### Short task
Repeat each entry word for word. Leave any images out of the copy.

### Records from a collection
☆ ☆ ☆ ☆
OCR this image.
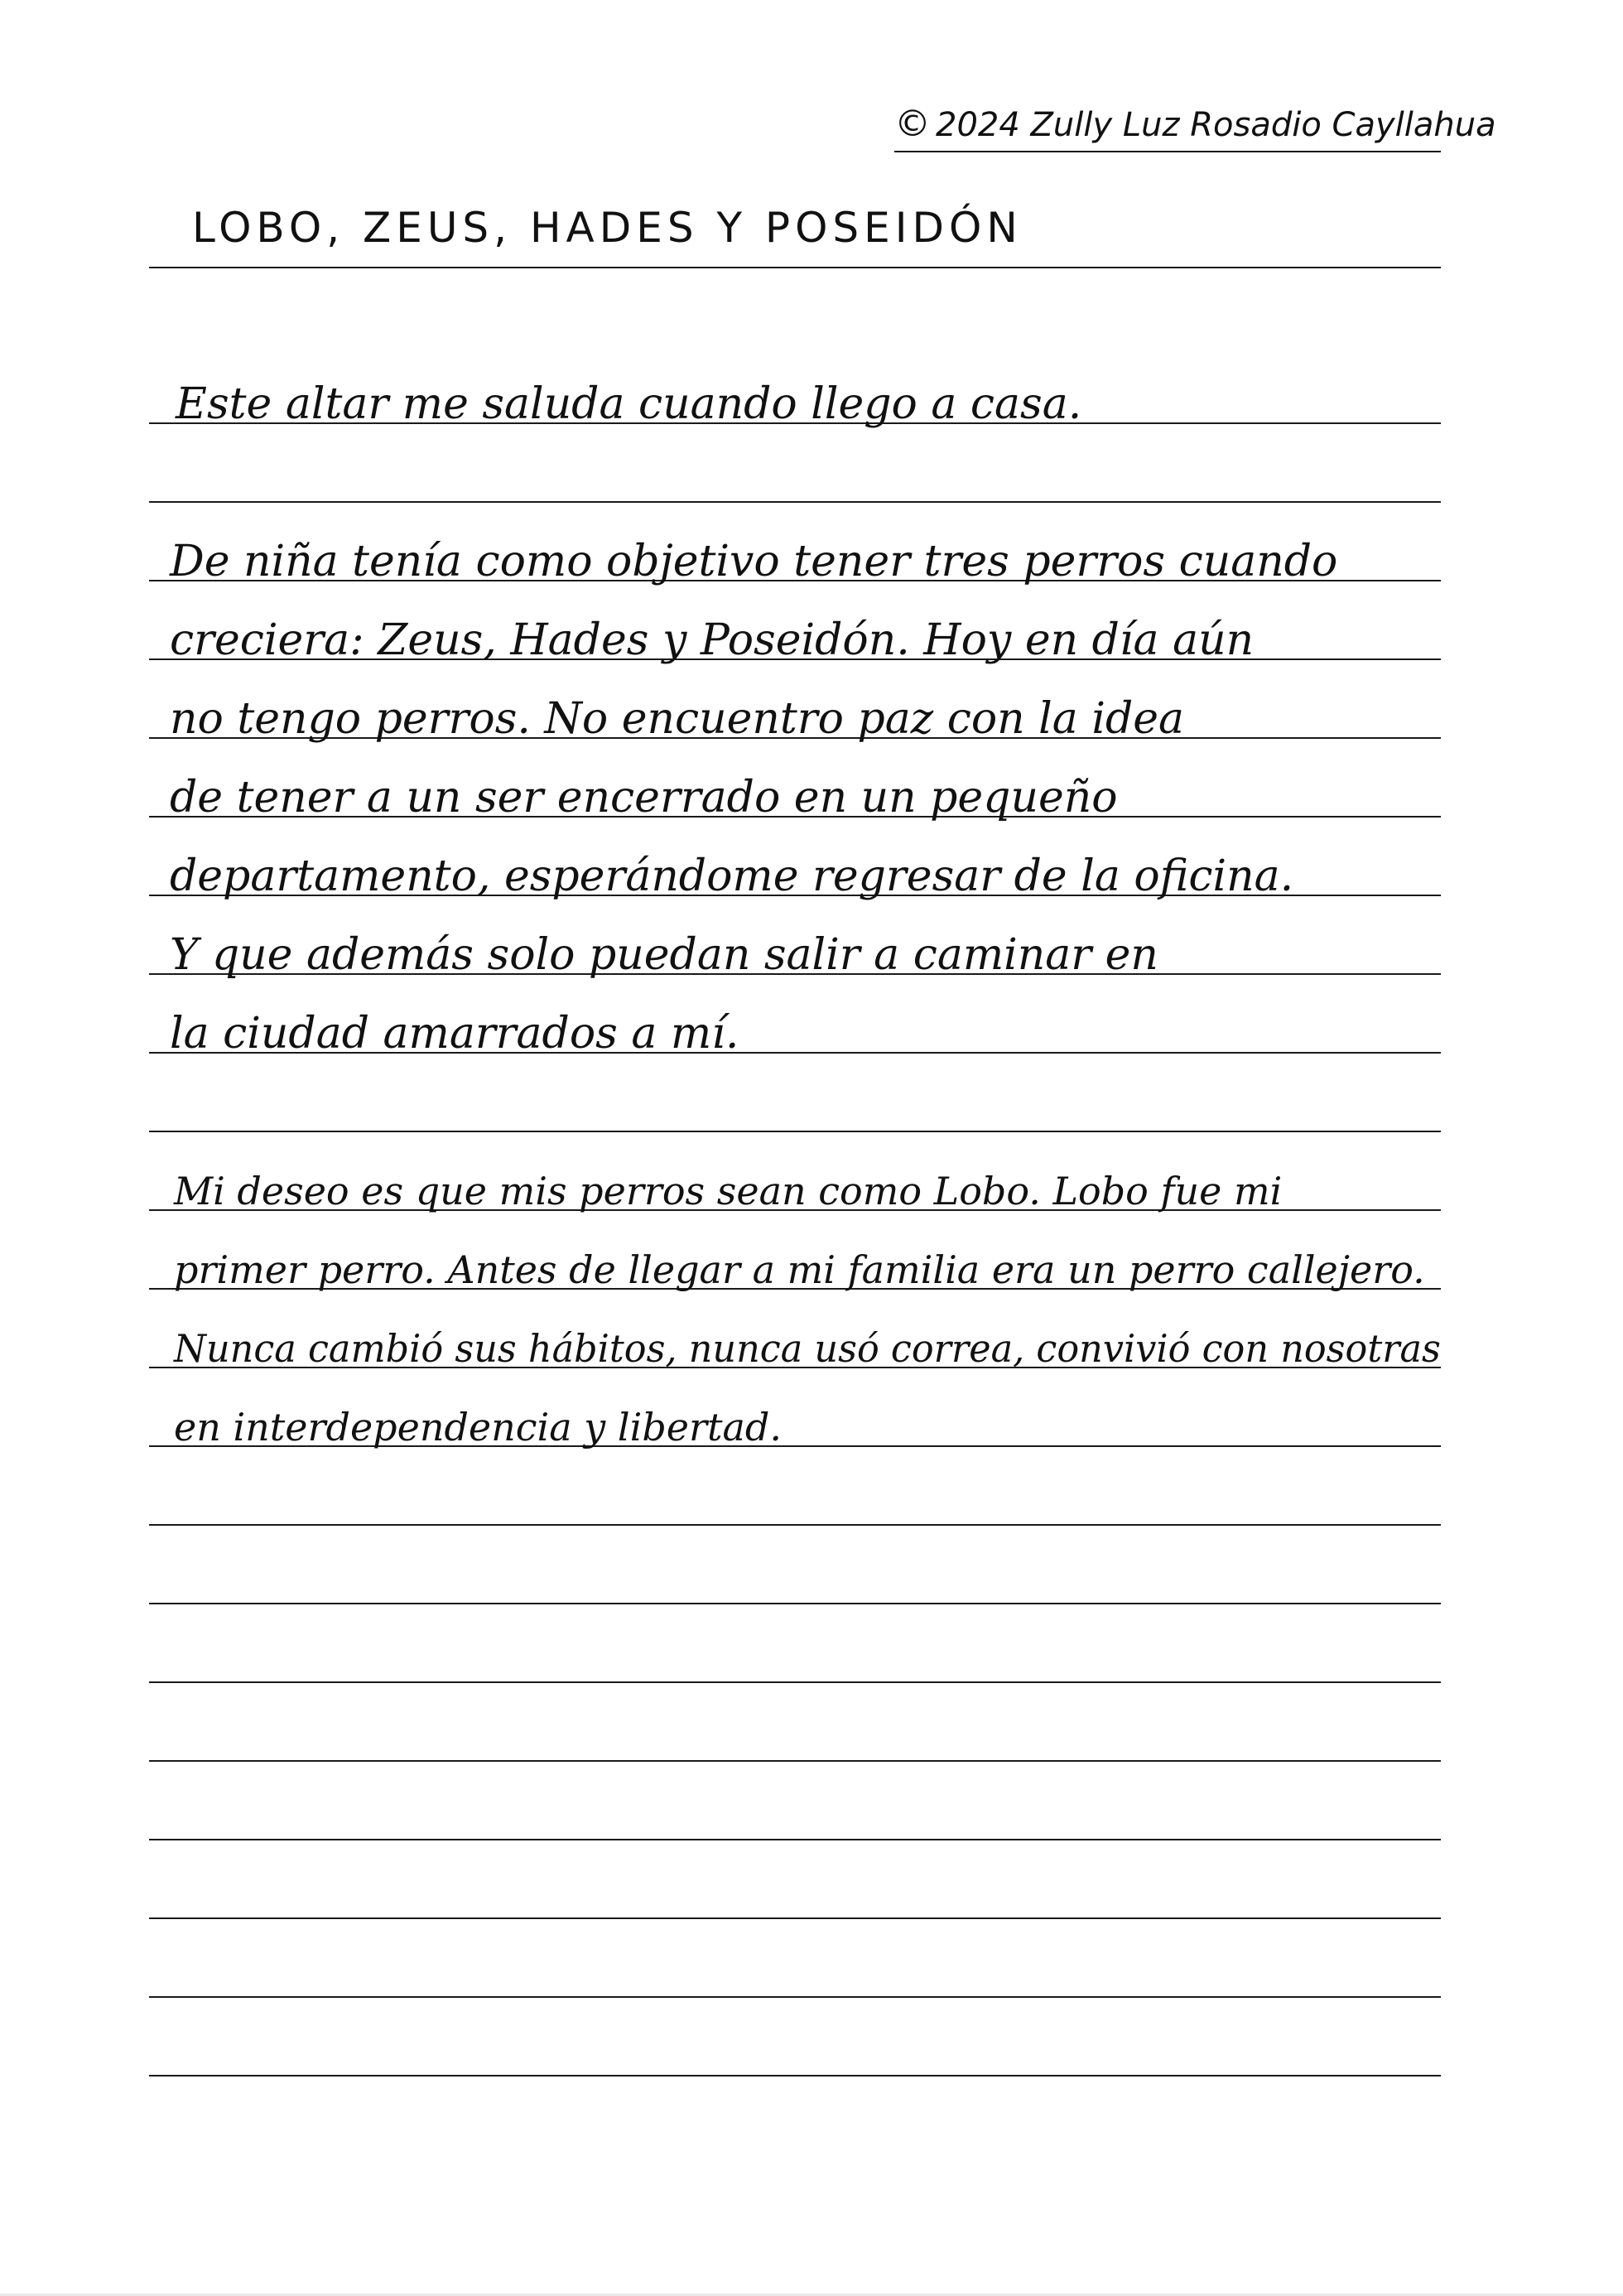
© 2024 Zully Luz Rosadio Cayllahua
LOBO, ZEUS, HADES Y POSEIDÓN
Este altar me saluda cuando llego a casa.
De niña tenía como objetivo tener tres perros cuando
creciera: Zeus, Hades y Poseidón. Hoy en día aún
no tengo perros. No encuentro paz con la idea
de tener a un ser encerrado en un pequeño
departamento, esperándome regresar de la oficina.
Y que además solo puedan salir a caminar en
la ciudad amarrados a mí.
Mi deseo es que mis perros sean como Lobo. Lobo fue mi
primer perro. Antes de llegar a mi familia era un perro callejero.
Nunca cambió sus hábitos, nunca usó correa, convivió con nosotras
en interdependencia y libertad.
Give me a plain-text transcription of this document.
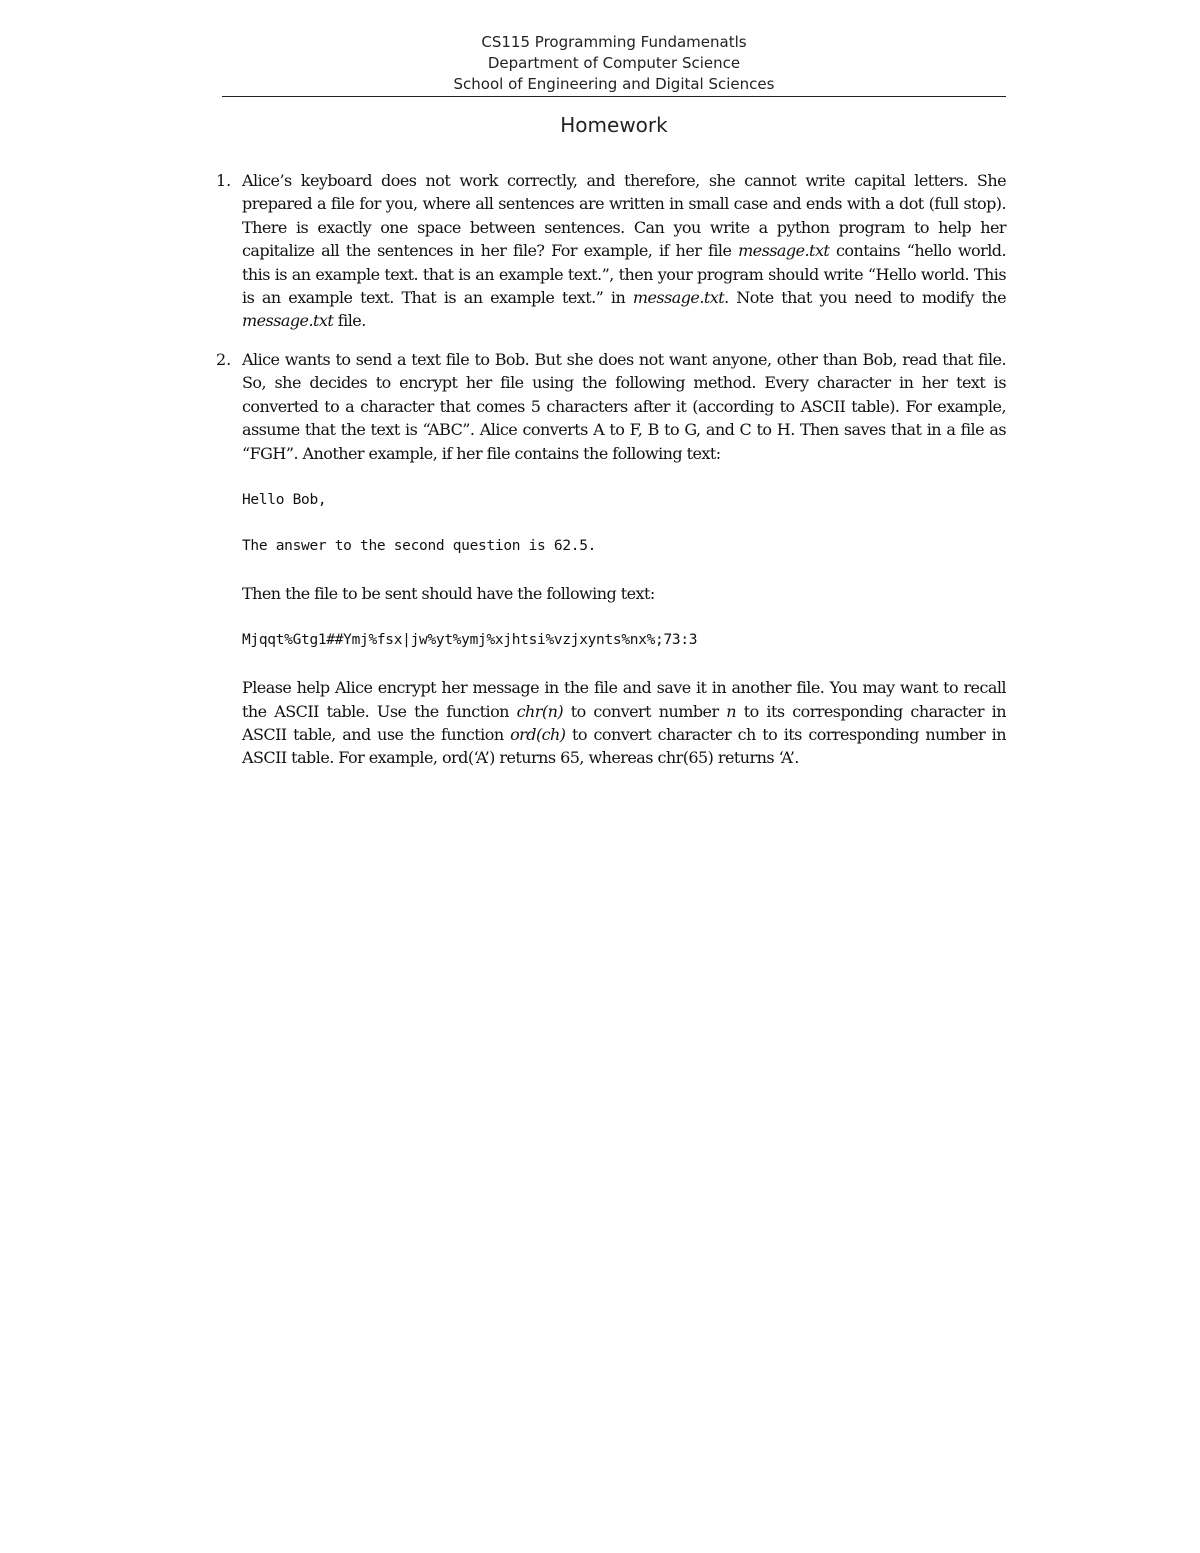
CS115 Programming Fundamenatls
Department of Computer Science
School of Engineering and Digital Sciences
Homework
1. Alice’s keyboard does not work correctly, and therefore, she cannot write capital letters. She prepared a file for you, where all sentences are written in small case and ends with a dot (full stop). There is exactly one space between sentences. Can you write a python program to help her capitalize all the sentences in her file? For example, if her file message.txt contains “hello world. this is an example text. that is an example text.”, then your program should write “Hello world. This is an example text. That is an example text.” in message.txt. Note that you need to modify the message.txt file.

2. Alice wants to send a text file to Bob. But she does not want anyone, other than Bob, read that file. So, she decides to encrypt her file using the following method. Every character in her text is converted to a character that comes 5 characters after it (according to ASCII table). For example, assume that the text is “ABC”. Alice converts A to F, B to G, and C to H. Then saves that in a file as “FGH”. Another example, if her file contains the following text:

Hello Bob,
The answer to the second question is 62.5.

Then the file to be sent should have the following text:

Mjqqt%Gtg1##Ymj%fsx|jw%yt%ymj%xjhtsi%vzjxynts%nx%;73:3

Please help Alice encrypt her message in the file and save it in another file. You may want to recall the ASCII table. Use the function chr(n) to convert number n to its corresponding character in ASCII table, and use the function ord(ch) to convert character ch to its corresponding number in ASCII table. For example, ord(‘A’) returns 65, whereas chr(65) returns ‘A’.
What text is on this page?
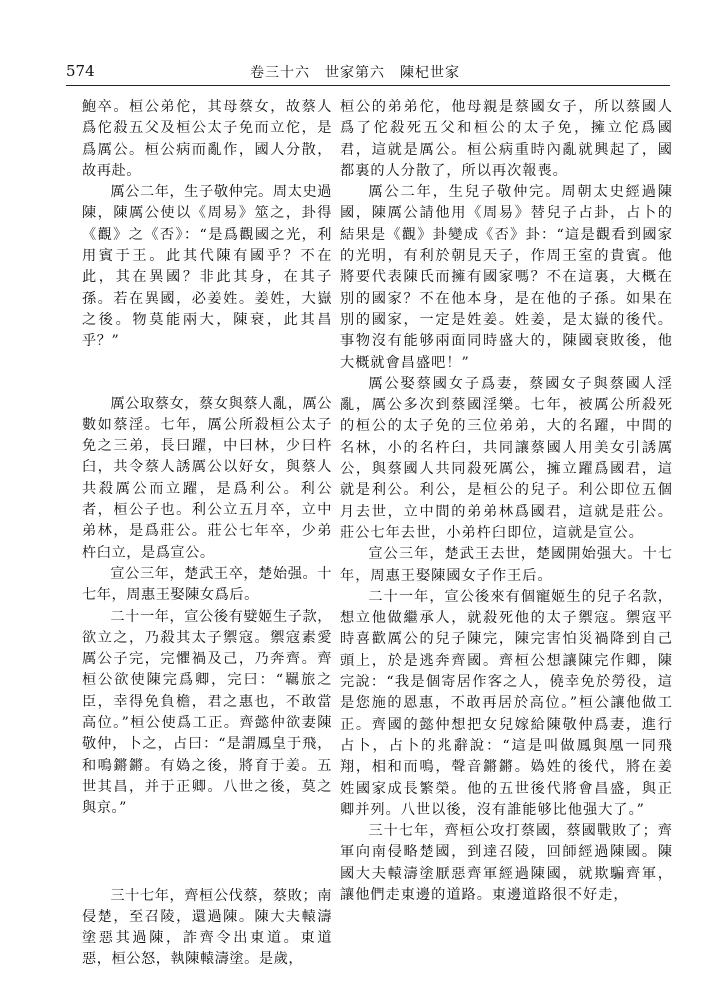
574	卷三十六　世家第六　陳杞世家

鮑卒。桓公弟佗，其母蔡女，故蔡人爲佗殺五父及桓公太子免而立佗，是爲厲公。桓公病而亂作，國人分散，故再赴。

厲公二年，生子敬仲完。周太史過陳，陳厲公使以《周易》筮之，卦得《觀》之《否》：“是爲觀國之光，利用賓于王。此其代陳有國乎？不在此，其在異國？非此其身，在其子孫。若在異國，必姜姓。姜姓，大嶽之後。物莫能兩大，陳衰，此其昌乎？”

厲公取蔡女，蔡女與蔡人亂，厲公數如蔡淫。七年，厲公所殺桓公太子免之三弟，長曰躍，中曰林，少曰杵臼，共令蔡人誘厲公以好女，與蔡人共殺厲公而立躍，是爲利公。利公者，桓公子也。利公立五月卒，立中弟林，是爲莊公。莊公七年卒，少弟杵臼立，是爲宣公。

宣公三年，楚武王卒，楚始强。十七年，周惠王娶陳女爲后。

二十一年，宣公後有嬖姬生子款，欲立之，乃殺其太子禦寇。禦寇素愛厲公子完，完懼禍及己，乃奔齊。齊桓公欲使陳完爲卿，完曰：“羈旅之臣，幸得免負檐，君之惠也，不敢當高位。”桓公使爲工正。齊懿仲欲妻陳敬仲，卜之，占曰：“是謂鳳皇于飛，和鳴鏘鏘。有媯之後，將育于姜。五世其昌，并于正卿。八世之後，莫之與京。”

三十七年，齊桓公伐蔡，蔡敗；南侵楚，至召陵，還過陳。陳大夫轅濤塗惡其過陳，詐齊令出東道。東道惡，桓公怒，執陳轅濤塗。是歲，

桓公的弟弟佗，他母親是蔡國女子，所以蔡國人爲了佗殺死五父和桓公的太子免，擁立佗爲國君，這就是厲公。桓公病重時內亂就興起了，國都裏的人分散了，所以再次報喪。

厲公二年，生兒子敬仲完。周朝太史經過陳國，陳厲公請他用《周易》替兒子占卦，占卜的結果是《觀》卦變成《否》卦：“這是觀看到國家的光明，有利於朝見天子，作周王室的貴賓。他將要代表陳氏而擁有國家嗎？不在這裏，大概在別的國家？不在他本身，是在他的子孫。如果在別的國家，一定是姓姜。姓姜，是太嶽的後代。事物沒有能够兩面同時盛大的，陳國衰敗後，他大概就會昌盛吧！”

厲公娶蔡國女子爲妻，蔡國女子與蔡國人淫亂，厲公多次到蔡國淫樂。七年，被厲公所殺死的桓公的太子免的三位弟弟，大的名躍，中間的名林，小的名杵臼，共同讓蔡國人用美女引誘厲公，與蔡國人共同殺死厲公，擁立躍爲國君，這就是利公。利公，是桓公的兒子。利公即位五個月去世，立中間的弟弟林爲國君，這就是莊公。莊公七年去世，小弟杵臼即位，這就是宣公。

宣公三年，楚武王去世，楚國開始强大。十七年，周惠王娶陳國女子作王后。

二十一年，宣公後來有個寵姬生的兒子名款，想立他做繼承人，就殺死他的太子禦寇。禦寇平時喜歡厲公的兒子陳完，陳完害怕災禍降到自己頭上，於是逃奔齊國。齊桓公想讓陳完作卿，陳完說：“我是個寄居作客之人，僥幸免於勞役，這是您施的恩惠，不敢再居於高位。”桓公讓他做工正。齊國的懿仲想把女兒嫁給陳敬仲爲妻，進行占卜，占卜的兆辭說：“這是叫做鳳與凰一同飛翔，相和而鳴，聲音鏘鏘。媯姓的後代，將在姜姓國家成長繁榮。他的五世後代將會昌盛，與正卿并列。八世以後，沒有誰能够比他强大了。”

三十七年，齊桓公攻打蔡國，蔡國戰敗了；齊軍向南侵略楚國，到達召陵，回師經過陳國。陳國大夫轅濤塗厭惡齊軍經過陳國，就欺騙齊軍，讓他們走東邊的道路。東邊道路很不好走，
☆ ☆ ☆ ☆
### Solution to this problem
OCR this image.
© 2024 Zully Luz Rosadio Cayllahua
LOBO, ZEUS, HADES Y POSEIDÓN
Este altar me saluda cuando llego a casa.
De niña tenía como objetivo tener tres perros cuando
creciera: Zeus, Hades y Poseidón. Hoy en día aún
no tengo perros. No encuentro paz con la idea
de tener a un ser encerrado en un pequeño
departamento, esperándome regresar de la oficina.
Y que además solo puedan salir a caminar en
la ciudad amarrados a mí.
Mi deseo es que mis perros sean como Lobo. Lobo fue mi
primer perro. Antes de llegar a mi familia era un perro callejero.
Nunca cambió sus hábitos, nunca usó correa, convivió con nosotras
en interdependencia y libertad.
Give me a plain-text transcription of this document.
CS115 Programming Fundamenatls
Department of Computer Science
School of Engineering and Digital Sciences
Homework
1. Alice’s keyboard does not work correctly, and therefore, she cannot write capital letters. She prepared a file for you, where all sentences are written in small case and ends with a dot (full stop). There is exactly one space between sentences. Can you write a python program to help her capitalize all the sentences in her file? For example, if her file message.txt contains “hello world. this is an example text. that is an example text.”, then your program should write “Hello world. This is an example text. That is an example text.” in message.txt. Note that you need to modify the message.txt file.

2. Alice wants to send a text file to Bob. But she does not want anyone, other than Bob, read that file. So, she decides to encrypt her file using the following method. Every character in her text is converted to a character that comes 5 characters after it (according to ASCII table). For example, assume that the text is “ABC”. Alice converts A to F, B to G, and C to H. Then saves that in a file as “FGH”. Another example, if her file contains the following text:

Hello Bob,
The answer to the second question is 62.5.

Then the file to be sent should have the following text:

Mjqqt%Gtg1##Ymj%fsx|jw%yt%ymj%xjhtsi%vzjxynts%nx%;73:3

Please help Alice encrypt her message in the file and save it in another file. You may want to recall the ASCII table. Use the function chr(n) to convert number n to its corresponding character in ASCII table, and use the function ord(ch) to convert character ch to its corresponding number in ASCII table. For example, ord(‘A’) returns 65, whereas chr(65) returns ‘A’.
What text is on this page?
574	卷三十六　世家第六　陳杞世家

鮑卒。桓公弟佗，其母蔡女，故蔡人爲佗殺五父及桓公太子免而立佗，是爲厲公。桓公病而亂作，國人分散，故再赴。

厲公二年，生子敬仲完。周太史過陳，陳厲公使以《周易》筮之，卦得《觀》之《否》：“是爲觀國之光，利用賓于王。此其代陳有國乎？不在此，其在異國？非此其身，在其子孫。若在異國，必姜姓。姜姓，大嶽之後。物莫能兩大，陳衰，此其昌乎？”

厲公取蔡女，蔡女與蔡人亂，厲公數如蔡淫。七年，厲公所殺桓公太子免之三弟，長曰躍，中曰林，少曰杵臼，共令蔡人誘厲公以好女，與蔡人共殺厲公而立躍，是爲利公。利公者，桓公子也。利公立五月卒，立中弟林，是爲莊公。莊公七年卒，少弟杵臼立，是爲宣公。

宣公三年，楚武王卒，楚始强。十七年，周惠王娶陳女爲后。

二十一年，宣公後有嬖姬生子款，欲立之，乃殺其太子禦寇。禦寇素愛厲公子完，完懼禍及己，乃奔齊。齊桓公欲使陳完爲卿，完曰：“羈旅之臣，幸得免負檐，君之惠也，不敢當高位。”桓公使爲工正。齊懿仲欲妻陳敬仲，卜之，占曰：“是謂鳳皇于飛，和鳴鏘鏘。有媯之後，將育于姜。五世其昌，并于正卿。八世之後，莫之與京。”

三十七年，齊桓公伐蔡，蔡敗；南侵楚，至召陵，還過陳。陳大夫轅濤塗惡其過陳，詐齊令出東道。東道惡，桓公怒，執陳轅濤塗。是歲，

桓公的弟弟佗，他母親是蔡國女子，所以蔡國人爲了佗殺死五父和桓公的太子免，擁立佗爲國君，這就是厲公。桓公病重時內亂就興起了，國都裏的人分散了，所以再次報喪。

厲公二年，生兒子敬仲完。周朝太史經過陳國，陳厲公請他用《周易》替兒子占卦，占卜的結果是《觀》卦變成《否》卦：“這是觀看到國家的光明，有利於朝見天子，作周王室的貴賓。他將要代表陳氏而擁有國家嗎？不在這裏，大概在別的國家？不在他本身，是在他的子孫。如果在別的國家，一定是姓姜。姓姜，是太嶽的後代。事物沒有能够兩面同時盛大的，陳國衰敗後，他大概就會昌盛吧！”

厲公娶蔡國女子爲妻，蔡國女子與蔡國人淫亂，厲公多次到蔡國淫樂。七年，被厲公所殺死的桓公的太子免的三位弟弟，大的名躍，中間的名林，小的名杵臼，共同讓蔡國人用美女引誘厲公，與蔡國人共同殺死厲公，擁立躍爲國君，這就是利公。利公，是桓公的兒子。利公即位五個月去世，立中間的弟弟林爲國君，這就是莊公。莊公七年去世，小弟杵臼即位，這就是宣公。

宣公三年，楚武王去世，楚國開始强大。十七年，周惠王娶陳國女子作王后。

二十一年，宣公後來有個寵姬生的兒子名款，想立他做繼承人，就殺死他的太子禦寇。禦寇平時喜歡厲公的兒子陳完，陳完害怕災禍降到自己頭上，於是逃奔齊國。齊桓公想讓陳完作卿，陳完說：“我是個寄居作客之人，僥幸免於勞役，這是您施的恩惠，不敢再居於高位。”桓公讓他做工正。齊國的懿仲想把女兒嫁給陳敬仲爲妻，進行占卜，占卜的兆辭說：“這是叫做鳳與凰一同飛翔，相和而鳴，聲音鏘鏘。媯姓的後代，將在姜姓國家成長繁榮。他的五世後代將會昌盛，與正卿并列。八世以後，沒有誰能够比他强大了。”

三十七年，齊桓公攻打蔡國，蔡國戰敗了；齊軍向南侵略楚國，到達召陵，回師經過陳國。陳國大夫轅濤塗厭惡齊軍經過陳國，就欺騙齊軍，讓他們走東邊的道路。東邊道路很不好走，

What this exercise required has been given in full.